### The exercise
Find each line with the word "photo" and copy it.

### Stored data

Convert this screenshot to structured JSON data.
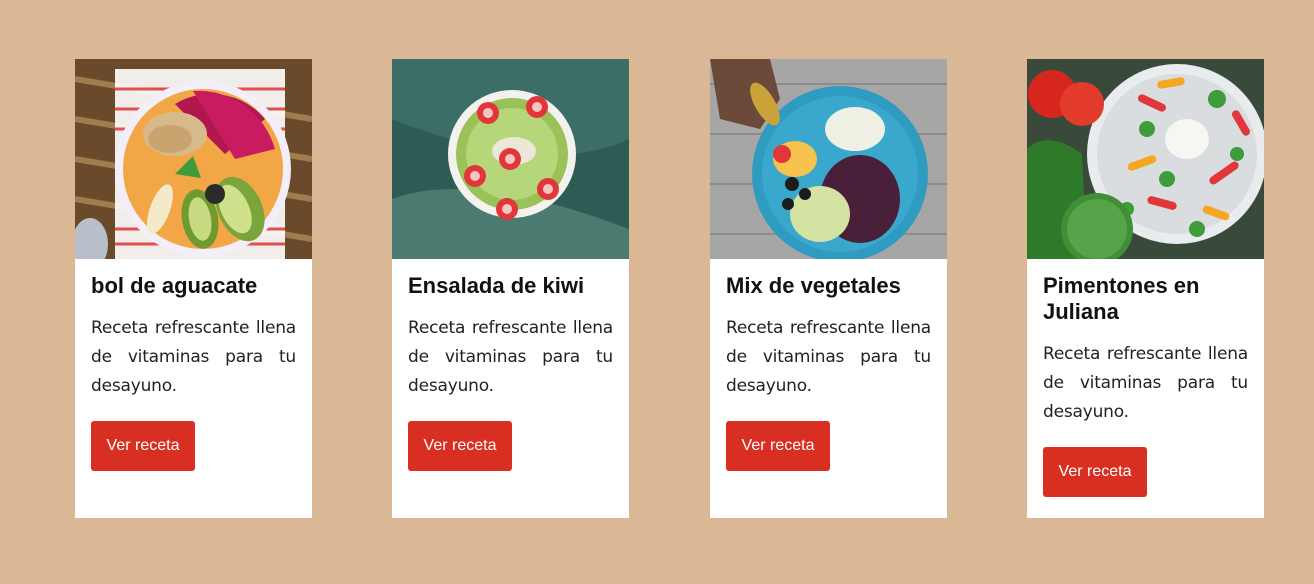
{
  "colors": {
    "background": "#dab795",
    "card": "#ffffff",
    "button": "#d92e22",
    "button_text": "#ffffff"
  },
  "cards": [
    {
      "title": "bol de aguacate",
      "description": "Receta refrescante llena de vitaminas para tu desayuno.",
      "button_label": "Ver receta",
      "image": "avocado-bowl-photo"
    },
    {
      "title": "Ensalada de kiwi",
      "description": "Receta refrescante llena de vitaminas para tu desayuno.",
      "button_label": "Ver receta",
      "image": "kiwi-salad-photo"
    },
    {
      "title": "Mix de vegetales",
      "description": "Receta refrescante llena de vitaminas para tu desayuno.",
      "button_label": "Ver receta",
      "image": "vegetable-mix-photo"
    },
    {
      "title": "Pimentones en Juliana",
      "description": "Receta refrescante llena de vitaminas para tu desayuno.",
      "button_label": "Ver receta",
      "image": "julienne-peppers-photo"
    }
  ]
}
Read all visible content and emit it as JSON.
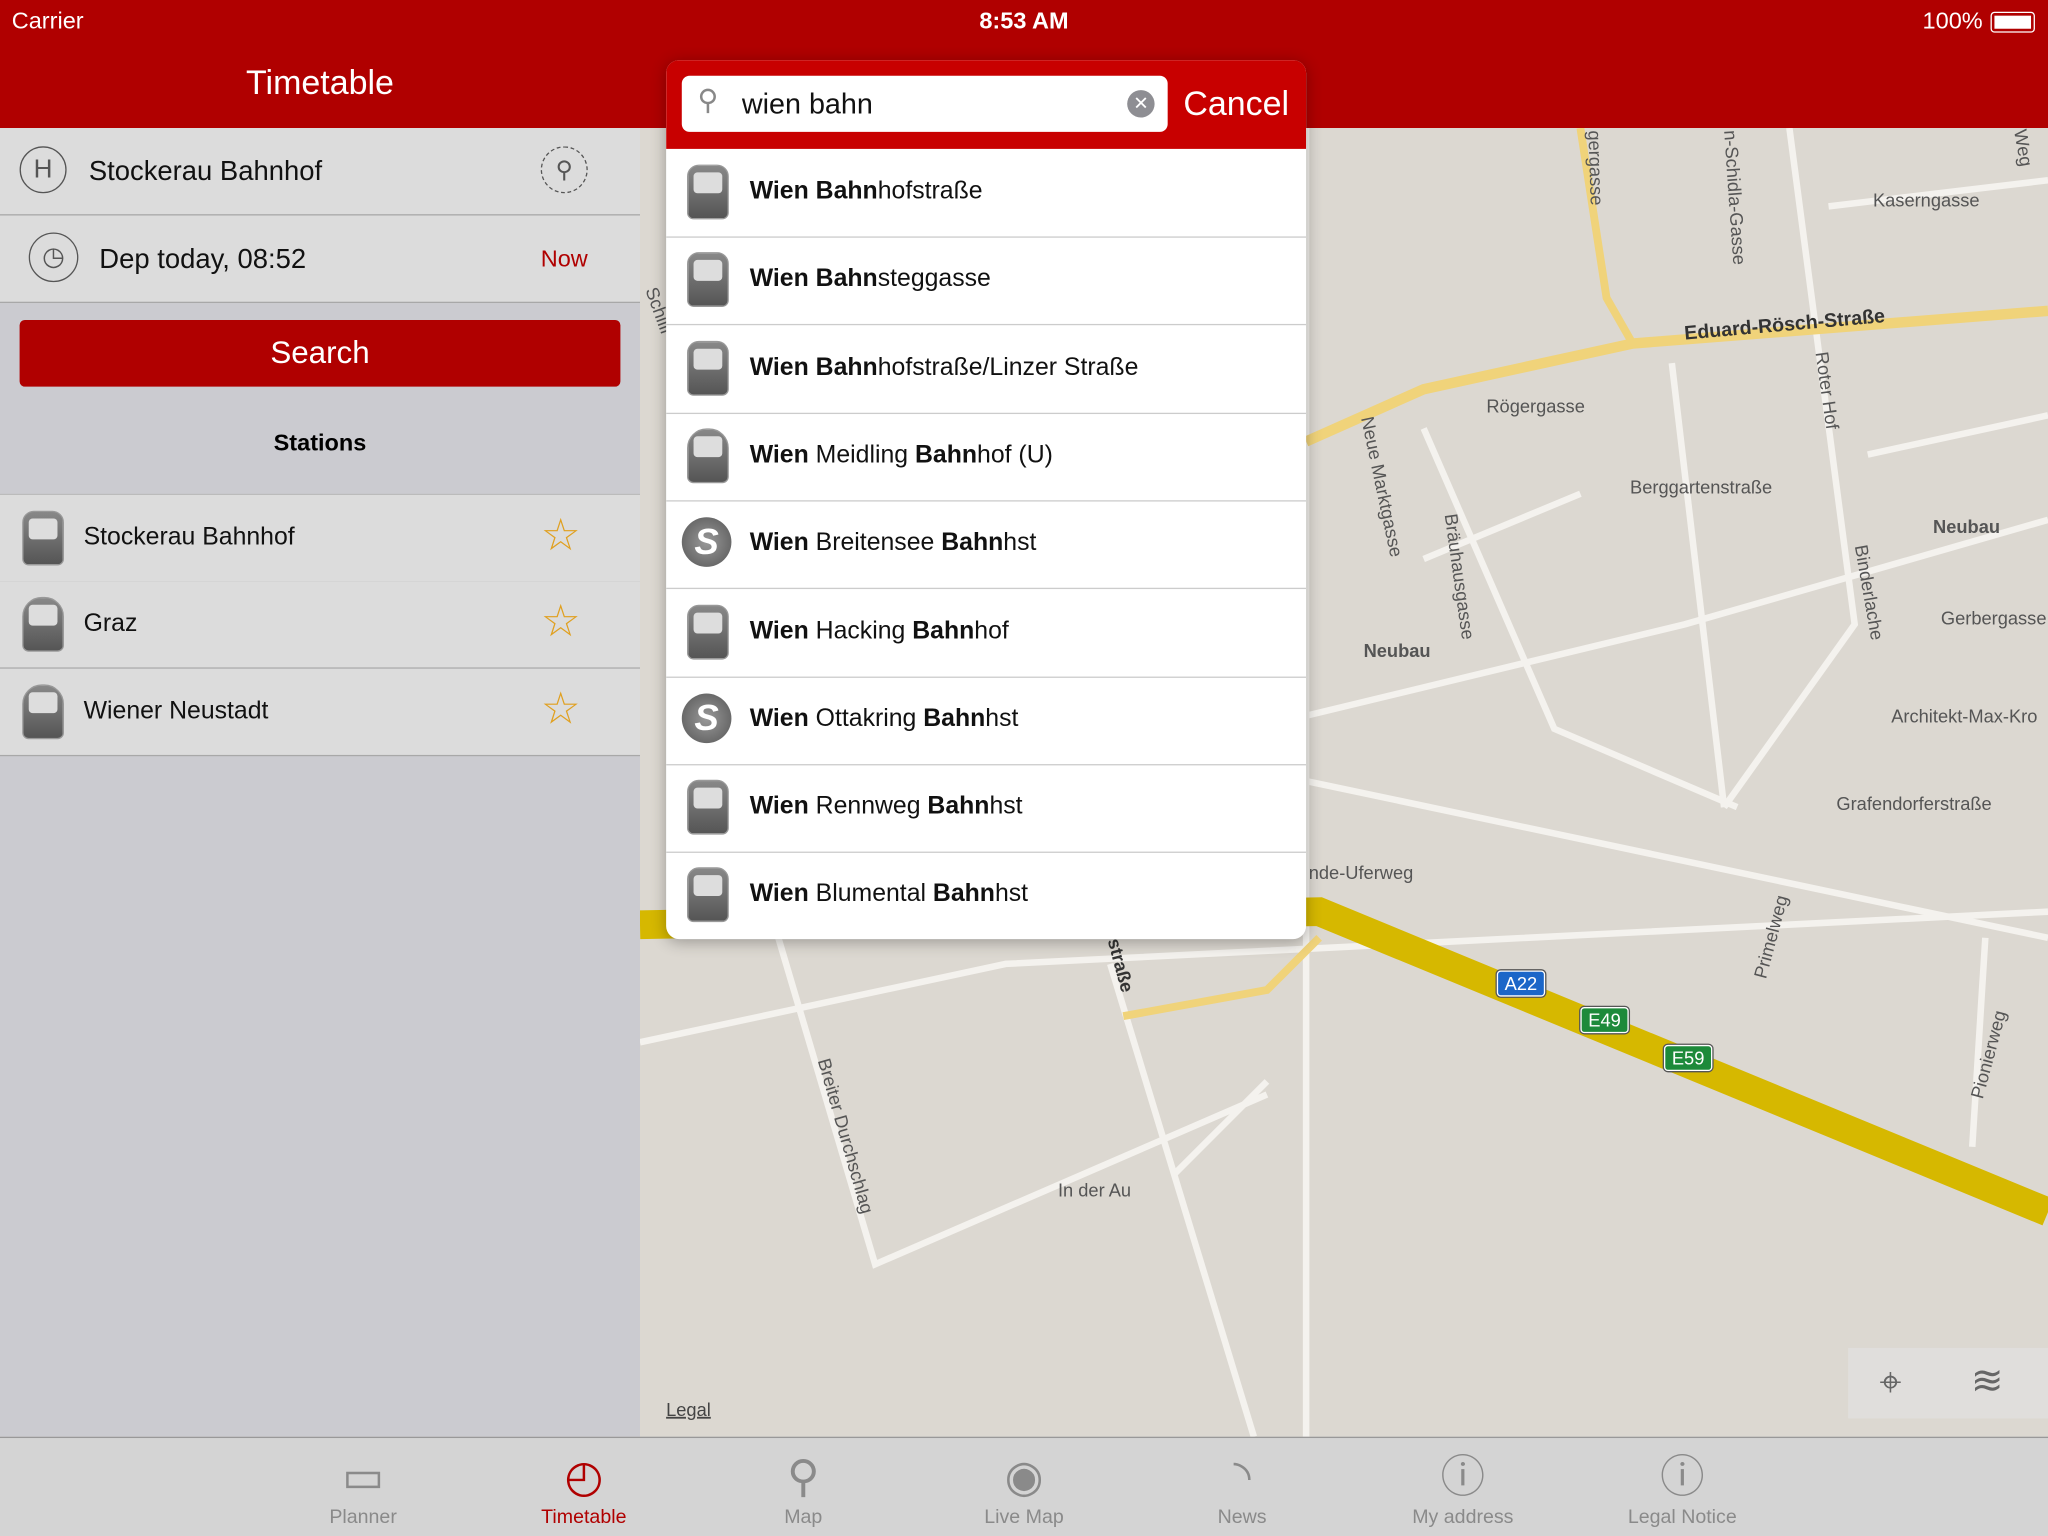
{
  "status_bar": {
    "carrier": "Carrier",
    "time": "8:53 AM",
    "battery": "100%"
  },
  "sidebar": {
    "title": "Timetable",
    "from_station": "Stockerau Bahnhof",
    "departure": "Dep today, 08:52",
    "now_label": "Now",
    "search_label": "Search",
    "stations_heading": "Stations",
    "stations": [
      {
        "name": "Stockerau Bahnhof",
        "icon": "train-icon"
      },
      {
        "name": "Graz",
        "icon": "highspeed-train-icon"
      },
      {
        "name": "Wiener Neustadt",
        "icon": "highspeed-train-icon"
      }
    ]
  },
  "search": {
    "query": "wien bahn",
    "cancel_label": "Cancel",
    "results": [
      {
        "bold": "Wien Bahn",
        "rest": "hofstraße",
        "icon": "tram-icon"
      },
      {
        "bold": "Wien Bahn",
        "rest": "steggasse",
        "icon": "tram-icon"
      },
      {
        "bold": "Wien Bahn",
        "rest": "hofstraße/Linzer Straße",
        "icon": "tram-icon"
      },
      {
        "bold": "Wien",
        "mid": " Meidling ",
        "bold2": "Bahn",
        "rest": "hof (U)",
        "icon": "highspeed-train-icon"
      },
      {
        "bold": "Wien",
        "mid": " Breitensee ",
        "bold2": "Bahn",
        "rest": "hst",
        "icon": "s-bahn-icon"
      },
      {
        "bold": "Wien",
        "mid": " Hacking ",
        "bold2": "Bahn",
        "rest": "hof",
        "icon": "train-icon"
      },
      {
        "bold": "Wien",
        "mid": " Ottakring ",
        "bold2": "Bahn",
        "rest": "hst",
        "icon": "s-bahn-icon"
      },
      {
        "bold": "Wien",
        "mid": " Rennweg ",
        "bold2": "Bahn",
        "rest": "hst",
        "icon": "tram-icon"
      },
      {
        "bold": "Wien",
        "mid": " Blumental ",
        "bold2": "Bahn",
        "rest": "hst",
        "icon": "tram-icon"
      }
    ]
  },
  "map": {
    "legal": "Legal",
    "labels": [
      "Kaserngasse",
      "Eduard-Rösch-Straße",
      "Rögergasse",
      "Roter Hof",
      "Berggartenstraße",
      "Neubau",
      "Neubau",
      "Gerbergasse",
      "Architekt-Max-Kro",
      "Grafendorferstraße",
      "Neue Marktgasse",
      "Bräuhausgasse",
      "Binderlache",
      "nde-Uferweg",
      "Primelweg",
      "Pionierweg",
      "Breiter Durchschlag",
      "In der Au",
      "straße",
      "n-Schidla-Gasse",
      "gergasse",
      "Weg",
      "Schilli"
    ],
    "shields": [
      "A22",
      "E49",
      "E59"
    ]
  },
  "tabs": [
    {
      "label": "Planner",
      "icon": "planner-icon",
      "active": false
    },
    {
      "label": "Timetable",
      "icon": "timetable-icon",
      "active": true
    },
    {
      "label": "Map",
      "icon": "map-pin-icon",
      "active": false
    },
    {
      "label": "Live Map",
      "icon": "live-map-icon",
      "active": false
    },
    {
      "label": "News",
      "icon": "rss-icon",
      "active": false
    },
    {
      "label": "My address",
      "icon": "info-italic-icon",
      "active": false
    },
    {
      "label": "Legal Notice",
      "icon": "info-icon",
      "active": false
    }
  ],
  "colors": {
    "brand": "#b00000",
    "star": "#e0a020"
  }
}
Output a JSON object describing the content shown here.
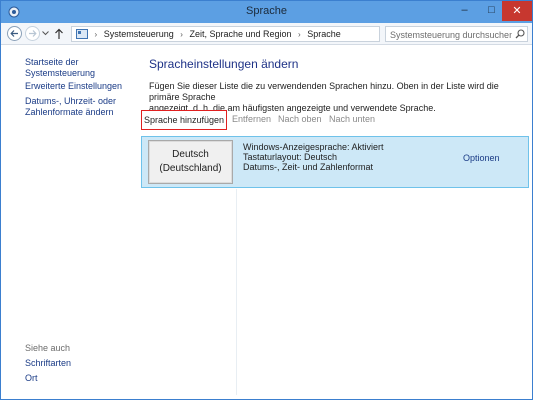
{
  "window": {
    "title": "Sprache",
    "controls": {
      "minimize": "–",
      "maximize": "□",
      "close": "✕"
    }
  },
  "addressbar": {
    "breadcrumbs": [
      "Systemsteuerung",
      "Zeit, Sprache und Region",
      "Sprache"
    ],
    "separator": "›",
    "search_placeholder": "Systemsteuerung durchsuchen"
  },
  "sidebar": {
    "home_link": "Startseite der Systemsteuerung",
    "links": [
      "Erweiterte Einstellungen",
      "Datums-, Uhrzeit- oder",
      "Zahlenformate ändern"
    ],
    "see_also_label": "Siehe auch",
    "see_also": [
      "Schriftarten",
      "Ort"
    ]
  },
  "main": {
    "title": "Spracheinstellungen ändern",
    "description_line1": "Fügen Sie dieser Liste die zu verwendenden Sprachen hinzu. Oben in der Liste wird die primäre Sprache",
    "description_line2": "angezeigt, d. h. die am häufigsten angezeigte und verwendete Sprache.",
    "toolbar": {
      "add": "Sprache hinzufügen",
      "remove": "Entfernen",
      "move_up": "Nach oben",
      "move_down": "Nach unten"
    },
    "languages": [
      {
        "name_line1": "Deutsch",
        "name_line2": "(Deutschland)",
        "info": [
          "Windows-Anzeigesprache: Aktiviert",
          "Tastaturlayout: Deutsch",
          "Datums-, Zeit- und Zahlenformat"
        ],
        "options": "Optionen"
      }
    ]
  },
  "colors": {
    "selection_bg": "#cde8f7",
    "selection_border": "#6fc2ea",
    "link": "#1a3b86",
    "highlight_border": "#e02020"
  }
}
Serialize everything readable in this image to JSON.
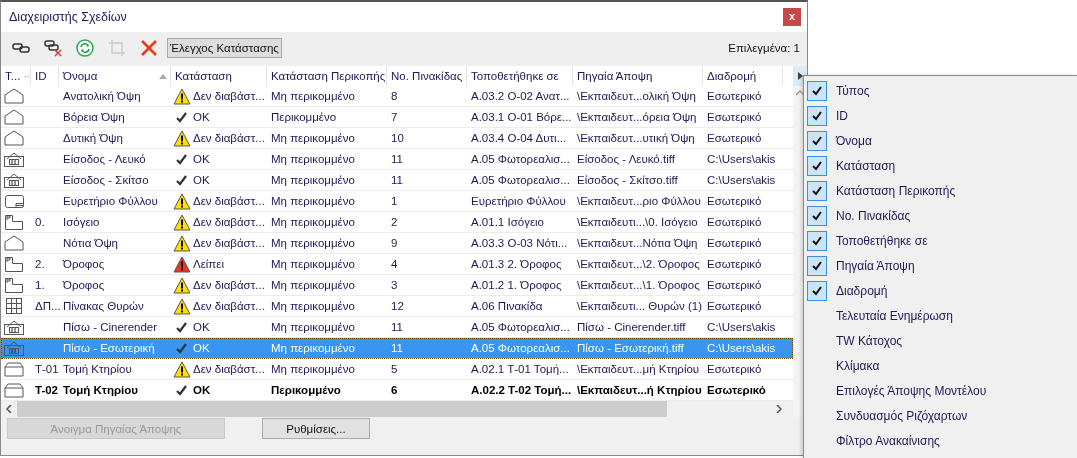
{
  "window": {
    "title": "Διαχειριστής Σχεδίων",
    "close_label": "x"
  },
  "toolbar": {
    "tools": [
      {
        "kind": "link",
        "disabled": false
      },
      {
        "kind": "unlink",
        "disabled": false
      },
      {
        "kind": "refresh",
        "disabled": false
      },
      {
        "kind": "crop",
        "disabled": true
      },
      {
        "kind": "delete",
        "disabled": false
      }
    ],
    "check_button": "Έλεγχος Κατάστασης",
    "selection_count": "Επιλεγμένα: 1"
  },
  "table": {
    "columns": [
      {
        "label": "Τ...",
        "kind": "secondary"
      },
      {
        "label": "ID",
        "kind": "plain"
      },
      {
        "label": "Όνομα",
        "kind": "primary"
      },
      {
        "label": "Κατάσταση",
        "kind": "plain"
      },
      {
        "label": "Κατάσταση Περικοπής",
        "kind": "plain"
      },
      {
        "label": "Νο. Πινακίδας",
        "kind": "plain"
      },
      {
        "label": "Τοποθετήθηκε σε",
        "kind": "plain"
      },
      {
        "label": "Πηγαία Άποψη",
        "kind": "plain"
      },
      {
        "label": "Διαδρομή",
        "kind": "plain"
      }
    ],
    "rows": [
      {
        "kind": "elevation",
        "name": "Ανατολική Όψη",
        "status": {
          "kind": "warning",
          "text": "Δεν διαβάστ..."
        },
        "clip": "Μη περικομμένο",
        "sheet": "8",
        "placed": "Α.03.2 Ο-02 Ανατ...",
        "source": "\\Εκπαιδευτ...ολική Όψη",
        "path": "Εσωτερικό",
        "selected": false,
        "bold": false
      },
      {
        "kind": "elevation",
        "name": "Βόρεια Όψη",
        "status": {
          "kind": "ok",
          "text": "OK"
        },
        "clip": "Περικομμένο",
        "sheet": "7",
        "placed": "Α.03.1 Ο-01 Βόρε...",
        "source": "\\Εκπαιδευτ...όρεια Όψη",
        "path": "Εσωτερικό",
        "selected": false,
        "bold": false
      },
      {
        "kind": "elevation",
        "name": "Δυτική Όψη",
        "status": {
          "kind": "warning",
          "text": "Δεν διαβάστ..."
        },
        "clip": "Μη περικομμένο",
        "sheet": "10",
        "placed": "Α.03.4 Ο-04 Δυτι...",
        "source": "\\Εκπαιδευτ...υτική Όψη",
        "path": "Εσωτερικό",
        "selected": false,
        "bold": false
      },
      {
        "kind": "render",
        "name": "Είσοδος - Λευκό",
        "status": {
          "kind": "ok",
          "text": "OK"
        },
        "clip": "Μη περικομμένο",
        "sheet": "11",
        "placed": "Α.05 Φωτορεαλισ...",
        "source": "Είσοδος - Λευκό.tiff",
        "path": "C:\\Users\\akis",
        "selected": false,
        "bold": false
      },
      {
        "kind": "render",
        "name": "Είσοδος - Σκίτσο",
        "status": {
          "kind": "ok",
          "text": "OK"
        },
        "clip": "Μη περικομμένο",
        "sheet": "11",
        "placed": "Α.05 Φωτορεαλισ...",
        "source": "Είσοδος - Σκίτσο.tiff",
        "path": "C:\\Users\\akis",
        "selected": false,
        "bold": false
      },
      {
        "kind": "index",
        "name": "Ευρετήριο Φύλλου",
        "status": {
          "kind": "warning",
          "text": "Δεν διαβάστ..."
        },
        "clip": "Μη περικομμένο",
        "sheet": "1",
        "placed": "Ευρετήριο Φύλλου",
        "source": "\\Εκπαιδευτ...ριο Φύλλου",
        "path": "Εσωτερικό",
        "selected": false,
        "bold": false
      },
      {
        "kind": "floor",
        "id": "0.",
        "name": "Ισόγειο",
        "status": {
          "kind": "warning",
          "text": "Δεν διαβάστ..."
        },
        "clip": "Μη περικομμένο",
        "sheet": "2",
        "placed": "Α.01.1 Ισόγειο",
        "source": "\\Εκπαιδευτι...\\0. Ισόγειο",
        "path": "Εσωτερικό",
        "selected": false,
        "bold": false
      },
      {
        "kind": "elevation",
        "name": "Νότια Όψη",
        "status": {
          "kind": "warning",
          "text": "Δεν διαβάστ..."
        },
        "clip": "Μη περικομμένο",
        "sheet": "9",
        "placed": "Α.03.3 Ο-03 Νότι...",
        "source": "\\Εκπαιδευτ...Νότια Όψη",
        "path": "Εσωτερικό",
        "selected": false,
        "bold": false
      },
      {
        "kind": "floor",
        "id": "2.",
        "name": "Όροφος",
        "status": {
          "kind": "missing",
          "text": "Λείπει"
        },
        "clip": "Μη περικομμένο",
        "sheet": "4",
        "placed": "Α.01.3 2. Όροφος",
        "source": "\\Εκπαιδευτ...\\2. Όροφος",
        "path": "Εσωτερικό",
        "selected": false,
        "bold": false
      },
      {
        "kind": "floor",
        "id": "1.",
        "name": "Όροφος",
        "status": {
          "kind": "warning",
          "text": "Δεν διαβάστ..."
        },
        "clip": "Μη περικομμένο",
        "sheet": "3",
        "placed": "Α.01.2 1. Όροφος",
        "source": "\\Εκπαιδευτ...\\1. Όροφος",
        "path": "Εσωτερικό",
        "selected": false,
        "bold": false
      },
      {
        "kind": "schedule",
        "id": "ΔΠ...",
        "name": "Πίνακας Θυρών",
        "status": {
          "kind": "warning",
          "text": "Δεν διαβάστ..."
        },
        "clip": "Μη περικομμένο",
        "sheet": "12",
        "placed": "Α.06 Πινακίδα",
        "source": "\\Εκπαιδευτι... Θυρών (1)",
        "path": "Εσωτερικό",
        "selected": false,
        "bold": false
      },
      {
        "kind": "render",
        "name": "Πίσω - Cinerender",
        "status": {
          "kind": "ok",
          "text": "OK"
        },
        "clip": "Μη περικομμένο",
        "sheet": "11",
        "placed": "Α.05 Φωτορεαλισ...",
        "source": "Πίσω - Cinerender.tiff",
        "path": "C:\\Users\\akis",
        "selected": false,
        "bold": false
      },
      {
        "kind": "render",
        "name": "Πίσω - Εσωτερική",
        "status": {
          "kind": "ok",
          "text": "OK"
        },
        "clip": "Μη περικομμένο",
        "sheet": "11",
        "placed": "Α.05 Φωτορεαλισ...",
        "source": "Πίσω - Εσωτερική.tiff",
        "path": "C:\\Users\\akis",
        "selected": true,
        "bold": false
      },
      {
        "kind": "section",
        "id": "Τ-01",
        "name": "Τομή Κτηρίου",
        "status": {
          "kind": "warning",
          "text": "Δεν διαβάστ..."
        },
        "clip": "Μη περικομμένο",
        "sheet": "5",
        "placed": "Α.02.1 Τ-01 Τομή...",
        "source": "\\Εκπαιδευτ...μή Κτηρίου",
        "path": "Εσωτερικό",
        "selected": false,
        "bold": false
      },
      {
        "kind": "section",
        "id": "Τ-02",
        "name": "Τομή Κτηρίου",
        "status": {
          "kind": "ok",
          "text": "OK"
        },
        "clip": "Περικομμένο",
        "sheet": "6",
        "placed": "Α.02.2 Τ-02 Τομή...",
        "source": "\\Εκπαιδευτ...ή Κτηρίου",
        "path": "Εσωτερικό",
        "selected": false,
        "bold": true
      }
    ]
  },
  "buttons": [
    {
      "label": "Άνοιγμα Πηγαίας Άποψης",
      "disabled": true
    },
    {
      "label": "Ρυθμίσεις...",
      "disabled": false
    }
  ],
  "column_menu": {
    "items": [
      {
        "label": "Τύπος",
        "checked": true
      },
      {
        "label": "ID",
        "checked": true
      },
      {
        "label": "Όνομα",
        "checked": true
      },
      {
        "label": "Κατάσταση",
        "checked": true
      },
      {
        "label": "Κατάσταση Περικοπής",
        "checked": true
      },
      {
        "label": "Νο. Πινακίδας",
        "checked": true
      },
      {
        "label": "Τοποθετήθηκε σε",
        "checked": true
      },
      {
        "label": "Πηγαία Άποψη",
        "checked": true
      },
      {
        "label": "Διαδρομή",
        "checked": true
      },
      {
        "label": "Τελευταία Ενημέρωση",
        "checked": false
      },
      {
        "label": "TW Κάτοχος",
        "checked": false
      },
      {
        "label": "Κλίμακα",
        "checked": false
      },
      {
        "label": "Επιλογές Άποψης Μοντέλου",
        "checked": false
      },
      {
        "label": "Συνδυασμός Ριζόχαρτων",
        "checked": false
      },
      {
        "label": "Φίλτρο Ανακαίνισης",
        "checked": false
      }
    ]
  }
}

### Result of the exercise
      "image": "avocado-bowl-photo"
      "image": "kiwi-salad-photo"
      "image": "vegetable-mix-photo"
      "image": "julienne-peppers-photo"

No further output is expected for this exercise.